* **PROBLEM STATEMENT**:
Rewrite the listing from the line containing "dash-cell: — bbox=[250, 258, 365, 308]" down to the line containing "coordinate-x: 353 112,55", swapping "accuracy-value" for "precision-value" and leaving everything else untouched.

(Source data)

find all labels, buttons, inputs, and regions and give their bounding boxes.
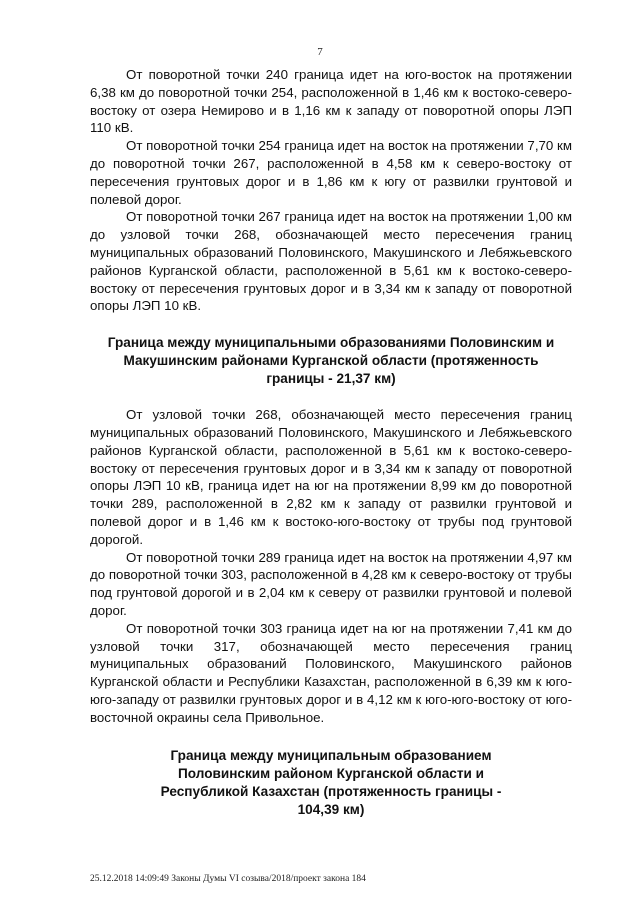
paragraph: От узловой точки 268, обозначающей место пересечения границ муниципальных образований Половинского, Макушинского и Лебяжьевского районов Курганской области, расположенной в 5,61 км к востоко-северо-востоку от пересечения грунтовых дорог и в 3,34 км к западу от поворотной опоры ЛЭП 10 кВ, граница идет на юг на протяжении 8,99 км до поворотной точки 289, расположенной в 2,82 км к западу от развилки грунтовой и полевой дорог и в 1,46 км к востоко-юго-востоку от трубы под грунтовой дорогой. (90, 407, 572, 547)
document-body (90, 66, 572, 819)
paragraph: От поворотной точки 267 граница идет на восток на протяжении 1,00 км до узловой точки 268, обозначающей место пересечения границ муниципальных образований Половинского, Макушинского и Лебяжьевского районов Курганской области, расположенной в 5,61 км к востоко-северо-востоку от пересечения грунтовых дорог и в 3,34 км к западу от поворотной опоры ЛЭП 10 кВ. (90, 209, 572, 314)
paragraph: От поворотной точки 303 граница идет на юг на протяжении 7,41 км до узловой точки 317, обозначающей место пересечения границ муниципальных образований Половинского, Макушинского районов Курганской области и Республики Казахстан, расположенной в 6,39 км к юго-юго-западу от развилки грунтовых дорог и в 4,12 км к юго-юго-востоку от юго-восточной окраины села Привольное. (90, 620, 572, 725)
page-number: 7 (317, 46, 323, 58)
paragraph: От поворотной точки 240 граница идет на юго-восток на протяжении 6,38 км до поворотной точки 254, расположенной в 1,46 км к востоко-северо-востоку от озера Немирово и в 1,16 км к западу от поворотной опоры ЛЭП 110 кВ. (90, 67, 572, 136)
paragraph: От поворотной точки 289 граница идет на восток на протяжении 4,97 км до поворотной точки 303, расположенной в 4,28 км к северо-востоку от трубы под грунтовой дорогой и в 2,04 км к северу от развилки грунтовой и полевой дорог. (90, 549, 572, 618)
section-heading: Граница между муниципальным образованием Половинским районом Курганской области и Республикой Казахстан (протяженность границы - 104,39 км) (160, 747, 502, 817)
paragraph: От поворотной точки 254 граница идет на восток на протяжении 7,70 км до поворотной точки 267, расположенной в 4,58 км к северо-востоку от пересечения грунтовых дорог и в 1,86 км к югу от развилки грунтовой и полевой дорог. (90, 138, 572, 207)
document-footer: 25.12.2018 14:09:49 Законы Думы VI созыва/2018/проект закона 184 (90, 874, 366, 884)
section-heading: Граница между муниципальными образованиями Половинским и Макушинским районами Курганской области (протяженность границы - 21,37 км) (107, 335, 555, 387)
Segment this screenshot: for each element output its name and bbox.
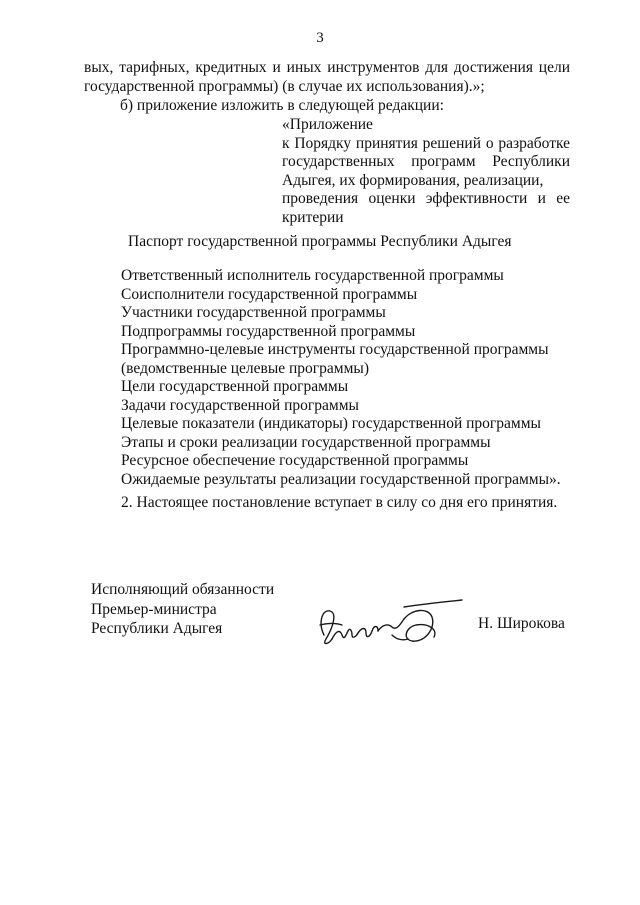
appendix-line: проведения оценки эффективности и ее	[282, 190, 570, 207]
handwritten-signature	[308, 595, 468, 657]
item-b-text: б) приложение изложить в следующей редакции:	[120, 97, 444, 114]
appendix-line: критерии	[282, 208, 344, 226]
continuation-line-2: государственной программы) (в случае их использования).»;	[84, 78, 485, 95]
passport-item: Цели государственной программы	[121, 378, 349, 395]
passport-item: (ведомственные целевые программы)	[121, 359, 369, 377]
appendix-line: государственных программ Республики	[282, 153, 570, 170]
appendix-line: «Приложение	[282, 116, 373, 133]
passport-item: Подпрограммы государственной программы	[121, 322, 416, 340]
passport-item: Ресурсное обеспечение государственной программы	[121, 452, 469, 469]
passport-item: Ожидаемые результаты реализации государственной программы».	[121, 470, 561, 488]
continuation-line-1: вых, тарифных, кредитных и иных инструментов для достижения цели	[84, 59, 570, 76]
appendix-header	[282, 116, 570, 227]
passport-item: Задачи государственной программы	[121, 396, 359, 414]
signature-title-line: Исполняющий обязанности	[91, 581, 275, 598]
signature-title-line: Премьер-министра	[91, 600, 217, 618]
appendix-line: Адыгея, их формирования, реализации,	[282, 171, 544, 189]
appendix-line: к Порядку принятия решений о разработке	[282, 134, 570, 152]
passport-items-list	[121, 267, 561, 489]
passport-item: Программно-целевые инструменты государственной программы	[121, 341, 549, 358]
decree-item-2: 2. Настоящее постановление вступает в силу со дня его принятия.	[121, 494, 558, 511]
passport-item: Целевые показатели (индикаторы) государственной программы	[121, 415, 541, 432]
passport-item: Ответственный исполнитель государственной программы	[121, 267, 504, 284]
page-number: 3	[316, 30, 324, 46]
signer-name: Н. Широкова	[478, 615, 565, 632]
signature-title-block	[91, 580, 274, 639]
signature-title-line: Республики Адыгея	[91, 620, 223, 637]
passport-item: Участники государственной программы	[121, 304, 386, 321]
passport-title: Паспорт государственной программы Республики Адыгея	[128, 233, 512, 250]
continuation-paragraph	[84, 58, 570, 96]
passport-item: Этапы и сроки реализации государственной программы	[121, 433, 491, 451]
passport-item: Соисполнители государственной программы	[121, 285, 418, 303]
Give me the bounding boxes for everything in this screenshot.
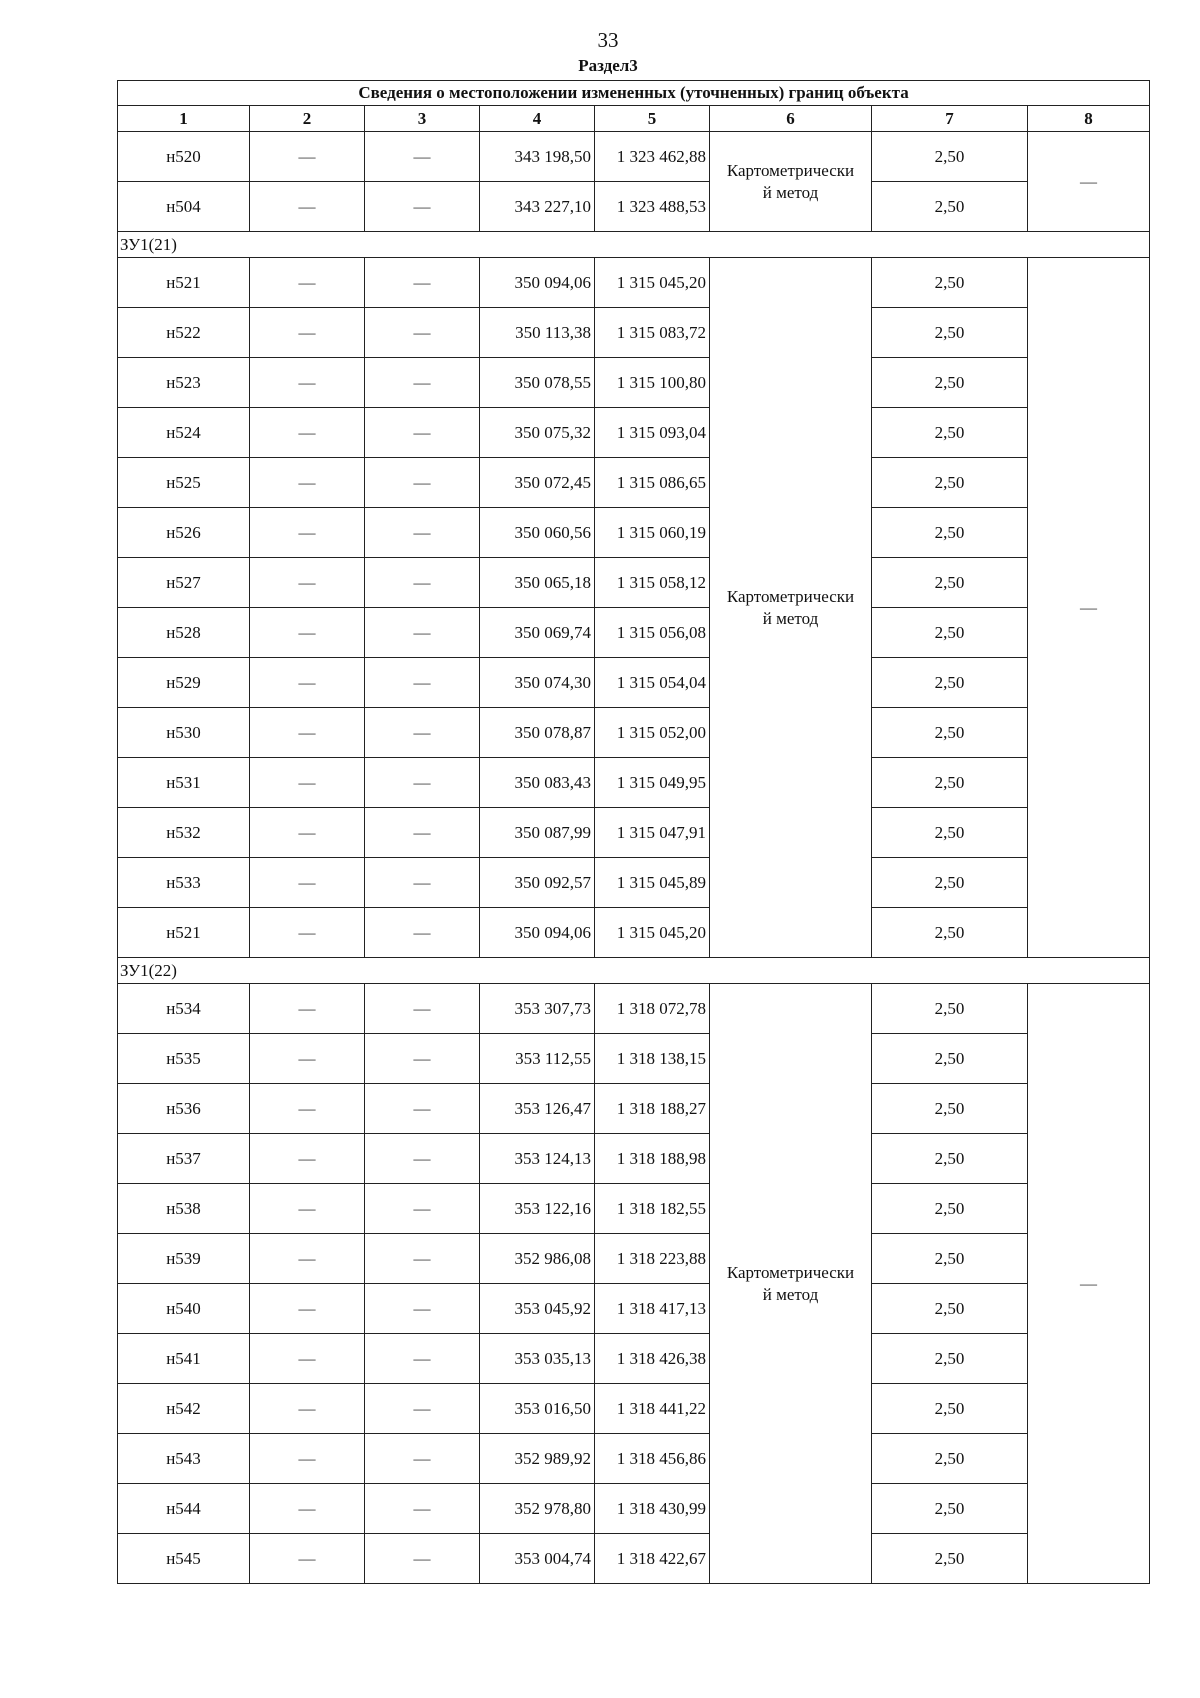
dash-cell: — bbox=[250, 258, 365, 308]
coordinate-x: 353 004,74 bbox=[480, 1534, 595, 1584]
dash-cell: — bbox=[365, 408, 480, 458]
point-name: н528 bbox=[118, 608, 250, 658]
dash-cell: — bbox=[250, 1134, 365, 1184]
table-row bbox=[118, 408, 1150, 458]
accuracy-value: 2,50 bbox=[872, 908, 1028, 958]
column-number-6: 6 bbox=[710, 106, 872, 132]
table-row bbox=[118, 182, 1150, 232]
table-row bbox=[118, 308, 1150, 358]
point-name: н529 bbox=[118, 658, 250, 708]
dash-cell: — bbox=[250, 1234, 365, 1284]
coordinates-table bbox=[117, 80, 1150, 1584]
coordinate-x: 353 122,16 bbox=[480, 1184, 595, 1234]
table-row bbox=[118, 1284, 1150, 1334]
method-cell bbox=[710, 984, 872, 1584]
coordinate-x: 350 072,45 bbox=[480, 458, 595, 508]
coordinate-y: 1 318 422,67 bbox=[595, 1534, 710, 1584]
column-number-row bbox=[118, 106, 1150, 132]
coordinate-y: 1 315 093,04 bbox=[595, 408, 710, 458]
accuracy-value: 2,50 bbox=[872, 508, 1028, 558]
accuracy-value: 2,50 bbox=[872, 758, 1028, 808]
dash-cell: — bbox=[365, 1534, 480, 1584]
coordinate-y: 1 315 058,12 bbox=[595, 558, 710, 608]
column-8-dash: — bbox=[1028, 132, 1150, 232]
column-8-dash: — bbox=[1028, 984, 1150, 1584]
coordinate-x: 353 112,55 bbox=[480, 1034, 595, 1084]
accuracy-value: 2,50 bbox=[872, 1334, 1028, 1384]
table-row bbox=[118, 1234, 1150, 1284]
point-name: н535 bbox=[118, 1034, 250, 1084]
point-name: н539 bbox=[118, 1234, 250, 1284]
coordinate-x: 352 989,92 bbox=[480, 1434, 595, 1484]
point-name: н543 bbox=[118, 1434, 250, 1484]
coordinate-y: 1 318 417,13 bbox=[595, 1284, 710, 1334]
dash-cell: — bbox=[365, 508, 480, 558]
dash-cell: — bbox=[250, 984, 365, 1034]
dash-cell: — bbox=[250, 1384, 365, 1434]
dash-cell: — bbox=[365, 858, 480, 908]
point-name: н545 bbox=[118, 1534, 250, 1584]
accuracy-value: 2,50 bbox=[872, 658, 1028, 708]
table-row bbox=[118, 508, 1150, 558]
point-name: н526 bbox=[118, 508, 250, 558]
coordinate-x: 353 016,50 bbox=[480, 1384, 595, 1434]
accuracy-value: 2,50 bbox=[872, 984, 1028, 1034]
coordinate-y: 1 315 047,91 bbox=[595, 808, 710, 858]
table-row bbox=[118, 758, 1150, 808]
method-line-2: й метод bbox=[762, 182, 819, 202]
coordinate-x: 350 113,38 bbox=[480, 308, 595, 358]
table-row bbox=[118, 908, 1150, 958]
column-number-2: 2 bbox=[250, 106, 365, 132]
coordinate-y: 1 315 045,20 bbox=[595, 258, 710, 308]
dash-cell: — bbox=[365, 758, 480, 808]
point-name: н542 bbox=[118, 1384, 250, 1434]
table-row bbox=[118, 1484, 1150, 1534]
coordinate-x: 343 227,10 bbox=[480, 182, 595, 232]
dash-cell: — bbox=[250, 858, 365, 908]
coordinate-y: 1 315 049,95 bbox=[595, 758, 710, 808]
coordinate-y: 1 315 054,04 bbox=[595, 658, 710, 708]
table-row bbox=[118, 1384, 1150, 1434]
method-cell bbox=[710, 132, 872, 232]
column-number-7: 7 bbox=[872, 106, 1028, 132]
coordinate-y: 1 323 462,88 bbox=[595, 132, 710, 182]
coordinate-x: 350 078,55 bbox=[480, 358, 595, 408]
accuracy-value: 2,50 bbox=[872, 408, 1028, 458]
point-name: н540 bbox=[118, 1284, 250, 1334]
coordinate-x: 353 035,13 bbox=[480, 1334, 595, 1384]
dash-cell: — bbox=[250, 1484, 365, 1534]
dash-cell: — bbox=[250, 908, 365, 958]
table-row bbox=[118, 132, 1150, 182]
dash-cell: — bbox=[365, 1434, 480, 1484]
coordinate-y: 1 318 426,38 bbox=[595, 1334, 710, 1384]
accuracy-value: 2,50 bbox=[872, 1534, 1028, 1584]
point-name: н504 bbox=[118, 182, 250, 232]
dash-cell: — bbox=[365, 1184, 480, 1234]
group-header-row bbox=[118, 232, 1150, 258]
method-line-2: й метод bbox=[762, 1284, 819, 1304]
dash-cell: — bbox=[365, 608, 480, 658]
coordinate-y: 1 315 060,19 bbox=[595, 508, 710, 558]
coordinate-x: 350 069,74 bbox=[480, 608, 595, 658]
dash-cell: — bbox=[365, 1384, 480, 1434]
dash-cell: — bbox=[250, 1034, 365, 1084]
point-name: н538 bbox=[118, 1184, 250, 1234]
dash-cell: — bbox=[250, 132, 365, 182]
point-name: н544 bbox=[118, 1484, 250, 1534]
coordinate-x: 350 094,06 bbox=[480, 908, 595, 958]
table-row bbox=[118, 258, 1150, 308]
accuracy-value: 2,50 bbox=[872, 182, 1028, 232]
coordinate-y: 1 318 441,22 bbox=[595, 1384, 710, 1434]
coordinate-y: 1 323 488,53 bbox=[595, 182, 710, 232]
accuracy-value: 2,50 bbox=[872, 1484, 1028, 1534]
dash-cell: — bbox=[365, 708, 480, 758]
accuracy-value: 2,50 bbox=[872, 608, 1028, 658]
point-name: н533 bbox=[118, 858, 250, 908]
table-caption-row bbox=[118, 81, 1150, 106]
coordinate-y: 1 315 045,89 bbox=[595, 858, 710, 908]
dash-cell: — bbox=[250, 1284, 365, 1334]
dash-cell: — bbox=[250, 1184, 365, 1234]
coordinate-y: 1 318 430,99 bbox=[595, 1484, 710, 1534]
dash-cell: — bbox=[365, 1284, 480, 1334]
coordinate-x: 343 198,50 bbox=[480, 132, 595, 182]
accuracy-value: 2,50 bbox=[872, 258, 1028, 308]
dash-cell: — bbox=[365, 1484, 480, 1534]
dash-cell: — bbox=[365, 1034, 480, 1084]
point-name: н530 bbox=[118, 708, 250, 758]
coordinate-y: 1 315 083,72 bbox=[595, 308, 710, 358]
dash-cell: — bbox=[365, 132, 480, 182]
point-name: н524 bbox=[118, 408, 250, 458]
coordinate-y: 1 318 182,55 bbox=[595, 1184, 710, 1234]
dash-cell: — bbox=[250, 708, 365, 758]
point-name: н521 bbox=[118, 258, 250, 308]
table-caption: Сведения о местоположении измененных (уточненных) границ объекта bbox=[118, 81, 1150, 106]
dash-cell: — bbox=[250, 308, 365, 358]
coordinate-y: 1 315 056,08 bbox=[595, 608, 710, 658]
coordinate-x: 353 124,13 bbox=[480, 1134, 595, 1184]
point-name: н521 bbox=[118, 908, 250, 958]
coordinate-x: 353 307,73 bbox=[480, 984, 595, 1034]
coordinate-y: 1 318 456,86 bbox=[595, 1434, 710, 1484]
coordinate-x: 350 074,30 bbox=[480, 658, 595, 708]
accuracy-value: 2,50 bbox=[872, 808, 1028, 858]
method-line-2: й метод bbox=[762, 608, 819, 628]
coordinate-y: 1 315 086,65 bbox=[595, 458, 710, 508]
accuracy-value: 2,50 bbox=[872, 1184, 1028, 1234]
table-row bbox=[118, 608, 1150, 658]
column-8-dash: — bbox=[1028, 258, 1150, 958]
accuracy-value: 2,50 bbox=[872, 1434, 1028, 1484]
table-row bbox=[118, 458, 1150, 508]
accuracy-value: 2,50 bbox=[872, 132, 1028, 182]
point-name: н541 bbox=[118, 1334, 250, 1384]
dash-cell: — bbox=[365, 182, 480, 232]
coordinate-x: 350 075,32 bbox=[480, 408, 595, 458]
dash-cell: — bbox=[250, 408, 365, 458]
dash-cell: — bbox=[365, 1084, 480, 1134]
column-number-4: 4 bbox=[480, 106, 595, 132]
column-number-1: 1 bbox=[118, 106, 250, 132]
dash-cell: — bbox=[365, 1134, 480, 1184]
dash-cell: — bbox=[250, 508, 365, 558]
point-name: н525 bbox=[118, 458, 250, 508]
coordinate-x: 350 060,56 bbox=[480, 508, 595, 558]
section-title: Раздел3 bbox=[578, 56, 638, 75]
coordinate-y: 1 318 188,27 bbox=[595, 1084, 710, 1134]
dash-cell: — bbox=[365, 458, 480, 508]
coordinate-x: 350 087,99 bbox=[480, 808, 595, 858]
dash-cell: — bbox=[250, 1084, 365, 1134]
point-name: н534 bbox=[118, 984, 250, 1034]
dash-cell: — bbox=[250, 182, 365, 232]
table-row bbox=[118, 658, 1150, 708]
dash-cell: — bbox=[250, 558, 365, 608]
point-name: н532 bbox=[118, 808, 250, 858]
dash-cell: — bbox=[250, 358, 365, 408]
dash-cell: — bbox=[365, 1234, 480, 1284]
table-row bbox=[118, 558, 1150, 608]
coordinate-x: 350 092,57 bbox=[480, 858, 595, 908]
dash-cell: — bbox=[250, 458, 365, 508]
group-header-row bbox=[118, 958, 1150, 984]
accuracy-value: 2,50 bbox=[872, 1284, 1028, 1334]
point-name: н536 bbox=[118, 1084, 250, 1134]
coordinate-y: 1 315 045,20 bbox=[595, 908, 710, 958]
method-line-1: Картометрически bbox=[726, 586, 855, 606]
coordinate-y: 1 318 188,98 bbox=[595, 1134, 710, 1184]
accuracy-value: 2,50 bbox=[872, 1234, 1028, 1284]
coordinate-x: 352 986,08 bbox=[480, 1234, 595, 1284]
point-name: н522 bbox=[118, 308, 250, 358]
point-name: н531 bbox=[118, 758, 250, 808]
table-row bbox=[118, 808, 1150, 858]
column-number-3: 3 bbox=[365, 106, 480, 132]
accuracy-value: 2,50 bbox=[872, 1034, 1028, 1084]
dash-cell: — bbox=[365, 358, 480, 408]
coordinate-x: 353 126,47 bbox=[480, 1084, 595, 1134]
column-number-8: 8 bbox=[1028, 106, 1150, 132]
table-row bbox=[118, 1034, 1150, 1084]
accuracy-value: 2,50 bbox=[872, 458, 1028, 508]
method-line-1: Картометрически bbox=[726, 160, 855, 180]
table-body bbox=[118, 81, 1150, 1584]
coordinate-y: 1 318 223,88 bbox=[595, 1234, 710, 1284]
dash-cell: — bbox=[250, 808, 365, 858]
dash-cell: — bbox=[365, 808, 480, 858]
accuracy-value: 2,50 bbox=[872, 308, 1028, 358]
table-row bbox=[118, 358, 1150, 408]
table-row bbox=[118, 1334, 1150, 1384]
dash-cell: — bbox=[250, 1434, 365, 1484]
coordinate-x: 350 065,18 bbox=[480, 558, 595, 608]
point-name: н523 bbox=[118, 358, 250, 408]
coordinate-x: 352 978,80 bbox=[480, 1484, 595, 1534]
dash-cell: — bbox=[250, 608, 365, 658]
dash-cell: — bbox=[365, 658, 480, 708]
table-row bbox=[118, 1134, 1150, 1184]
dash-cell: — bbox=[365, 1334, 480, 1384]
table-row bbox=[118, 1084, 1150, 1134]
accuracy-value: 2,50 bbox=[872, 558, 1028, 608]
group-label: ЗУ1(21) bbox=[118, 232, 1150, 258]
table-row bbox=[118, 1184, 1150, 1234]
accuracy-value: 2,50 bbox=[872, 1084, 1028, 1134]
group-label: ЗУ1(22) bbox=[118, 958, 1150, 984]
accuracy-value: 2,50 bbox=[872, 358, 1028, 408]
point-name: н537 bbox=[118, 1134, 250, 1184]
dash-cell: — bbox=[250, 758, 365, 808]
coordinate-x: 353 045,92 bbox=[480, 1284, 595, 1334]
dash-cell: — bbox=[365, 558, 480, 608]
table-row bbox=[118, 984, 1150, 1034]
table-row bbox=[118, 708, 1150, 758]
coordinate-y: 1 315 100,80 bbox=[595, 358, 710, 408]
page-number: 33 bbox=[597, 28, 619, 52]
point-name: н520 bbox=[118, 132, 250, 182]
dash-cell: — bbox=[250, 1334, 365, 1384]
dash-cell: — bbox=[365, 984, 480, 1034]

* **FINAL RESULT**:
dash-cell: — bbox=[250, 258, 365, 308]
coordinate-x: 353 004,74 bbox=[480, 1534, 595, 1584]
dash-cell: — bbox=[365, 408, 480, 458]
point-name: н528 bbox=[118, 608, 250, 658]
dash-cell: — bbox=[250, 1134, 365, 1184]
table-row bbox=[118, 408, 1150, 458]
precision-value: 2,50 bbox=[872, 908, 1028, 958]
column-number-6: 6 bbox=[710, 106, 872, 132]
table-row bbox=[118, 182, 1150, 232]
table-row bbox=[118, 308, 1150, 358]
point-name: н529 bbox=[118, 658, 250, 708]
dash-cell: — bbox=[250, 1234, 365, 1284]
coordinates-table bbox=[117, 80, 1150, 1584]
coordinate-x: 353 122,16 bbox=[480, 1184, 595, 1234]
table-row bbox=[118, 1284, 1150, 1334]
method-cell bbox=[710, 984, 872, 1584]
coordinate-x: 350 072,45 bbox=[480, 458, 595, 508]
coordinate-y: 1 318 422,67 bbox=[595, 1534, 710, 1584]
column-number-row bbox=[118, 106, 1150, 132]
coordinate-y: 1 315 093,04 bbox=[595, 408, 710, 458]
precision-value: 2,50 bbox=[872, 508, 1028, 558]
precision-value: 2,50 bbox=[872, 758, 1028, 808]
dash-cell: — bbox=[365, 1534, 480, 1584]
coordinate-y: 1 315 058,12 bbox=[595, 558, 710, 608]
column-8-dash: — bbox=[1028, 132, 1150, 232]
column-8-dash: — bbox=[1028, 984, 1150, 1584]
coordinate-x: 353 112,55 bbox=[480, 1034, 595, 1084]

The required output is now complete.